Start GIVEN TEXT
Pakora: India's version of onion rings

When my husband and I travel, we find our stops seem to be all about food. One of our favorite activities when we get out of town is exploring restaurants that are new to us. Ethnic restaurants are a favorite.

Pakora take on interesting shapes as they fry in oil. Specks of jalapeno and cilantro give them extra color. Photo by Sue Doeden

When my husband and I travel, we find our stops seem to be all about food. One of our favorite activities when we get out of town is exploring restaurants that are new to us. Ethnic restaurants are a favorite.

One of our recent discoveries was an Indian restaurant in Fridley, Minn. Arriving at midday, we were in time to choose Indian food from the lunch buffet. And that is where I learned of pakora. I asked the server if he would share the restaurant's recipe for this savory, perfectly seasoned, deep-fried, crunchy delicacy that kept drawing me back to the buffet bar.

I remember him saying something about chickpea flour and water and spices and onions. I thought I wrote it down in the little notebook I keep in my purse. Maybe because it sounded so easy, I thought I would remember what he told me. But on a Sunday afternoon when my favorite guy and I were getting ready to watch the Olympics and thought it was a good time to eat some food from around the world, I couldn't find any pakora notes in my little red book.

I pulled the only Indian cookbook I own from the shelf, "Sherbanoo's Indian Cuisine: Tantalizing Tastes of the Indian Subcontinent." It didn't take long to find author Sherbanoo Aziz's recipe for Pakora in the Hors D'oeuvres chapter.

I called Aziz at her home in Moorhead, Minn. She was busy making plans for her upcoming art show. Pakora happens to be on the appetizer menu for that show.


"Pakora is eaten all over India," said Aziz. "Like pizza that is eaten all over Italy, but with a different twist to it in each region, in India, Pakora can vary in preparation and can be stuffed with a variety of vegetables. Pakora is most popular as an appetizer."

With Aziz's words in mind, I pulled the bag of Bob's Red Mill Garbanzo Bean Flour out of the refrigerator. It had been pushed to the back when I'd forgotten why I bought it a few months ago. We sliced onions, minced a garden-fresh jalapeno pepper and chopped some cilantro leaves, creating our own concoction to be mixed with spices of our choice, garbanzo bean flour and water.

We heated about two inches of oil in one of our cast-iron skillets. We stood a food thermometer in the oil and watched as the temperature rose to about 360 degrees. Aziz told me she has never used a thermometer when heating oil. She puts the pan of oil over high heat for about 20 or 30 seconds, then turns it down to medium-high. When the oil has had some time to heat up, she spoons just a drop of batter into the oil. If the oil bubbles around the batter and the little ball immediately comes up to the surface, then the oil is just right for frying Pakora.
End GIVEN TEXT
Start AVAILABLE DATA
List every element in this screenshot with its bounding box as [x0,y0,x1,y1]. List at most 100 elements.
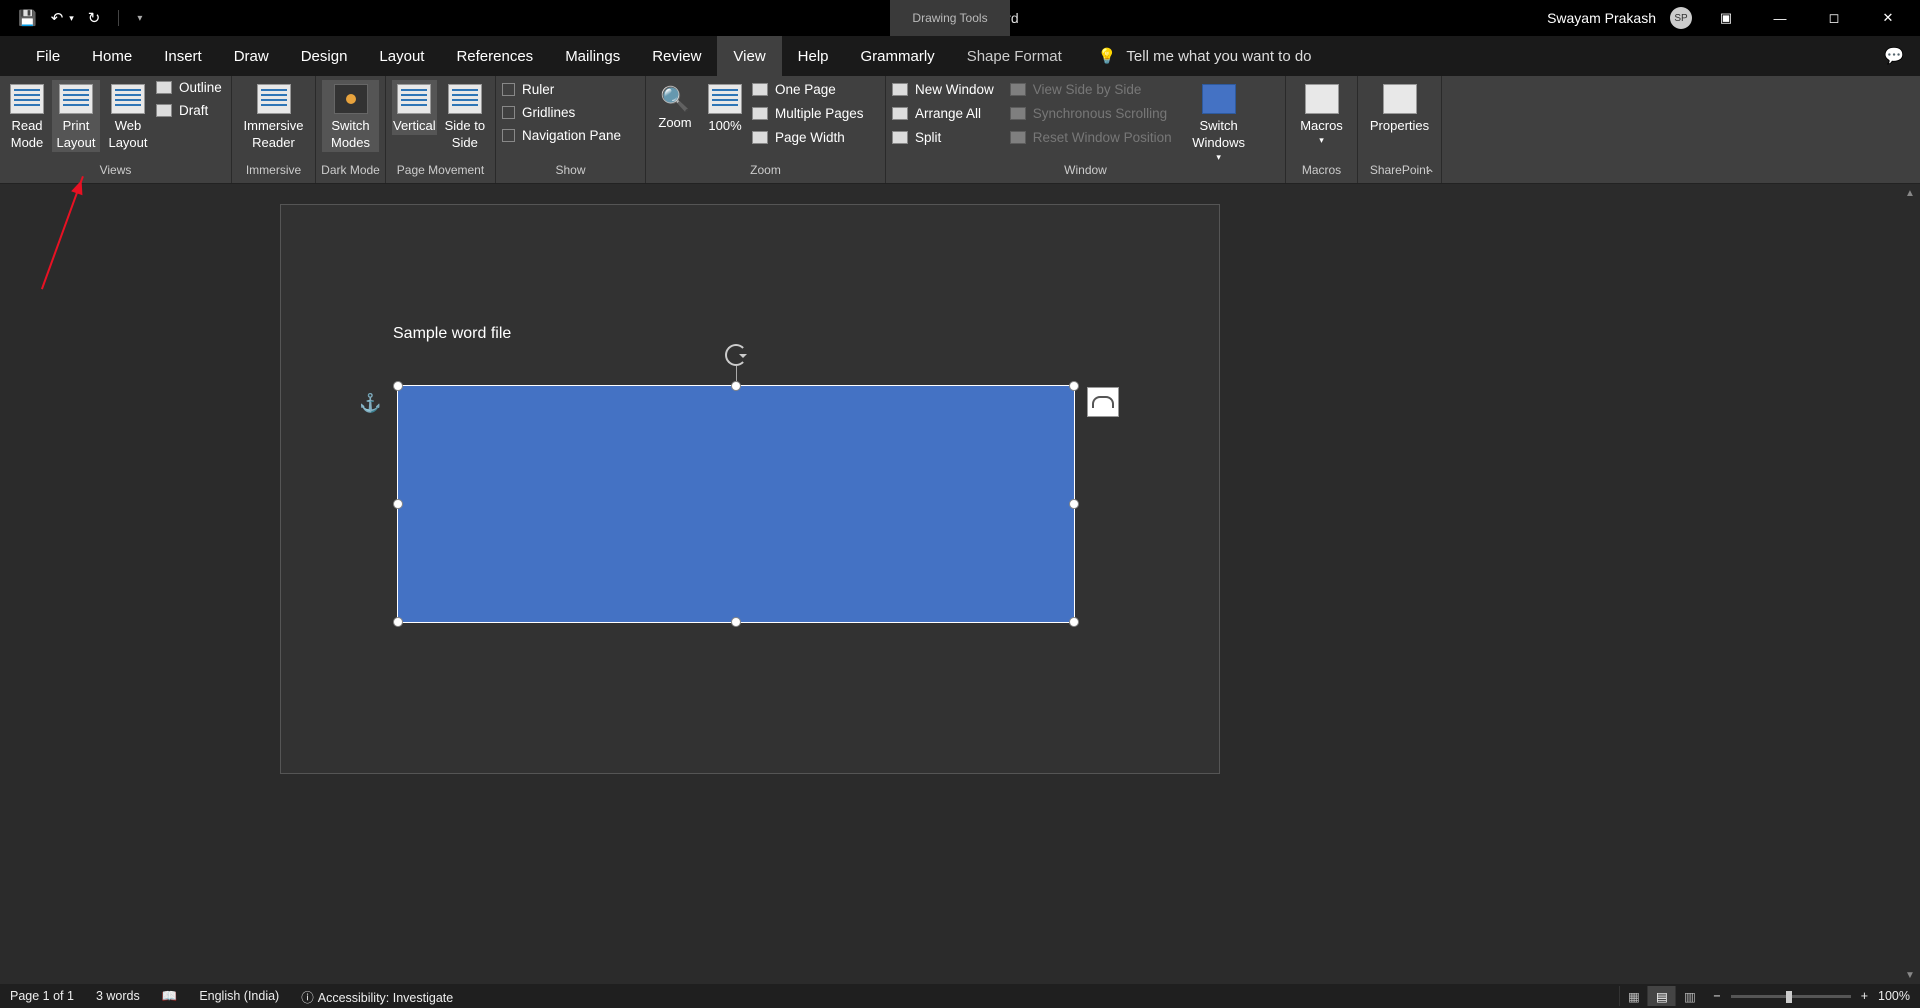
End AVAILABLE DATA
• **EXERCISE DIRECTIONS**
Rewrite the passage of the pakora article that begins at the words "One of our recent" and ends after "little red book.", replacing "notebook" with "journal".

• **TASK SOLUTION**
One of our recent discoveries was an Indian restaurant in Fridley, Minn. Arriving at midday, we were in time to choose Indian food from the lunch buffet. And that is where I learned of pakora. I asked the server if he would share the restaurant's recipe for this savory, perfectly seasoned, deep-fried, crunchy delicacy that kept drawing me back to the buffet bar.

I remember him saying something about chickpea flour and water and spices and onions. I thought I wrote it down in the little journal I keep in my purse. Maybe because it sounded so easy, I thought I would remember what he told me. But on a Sunday afternoon when my favorite guy and I were getting ready to watch the Olympics and thought it was a good time to eat some food from around the world, I couldn't find any pakora notes in my little red book.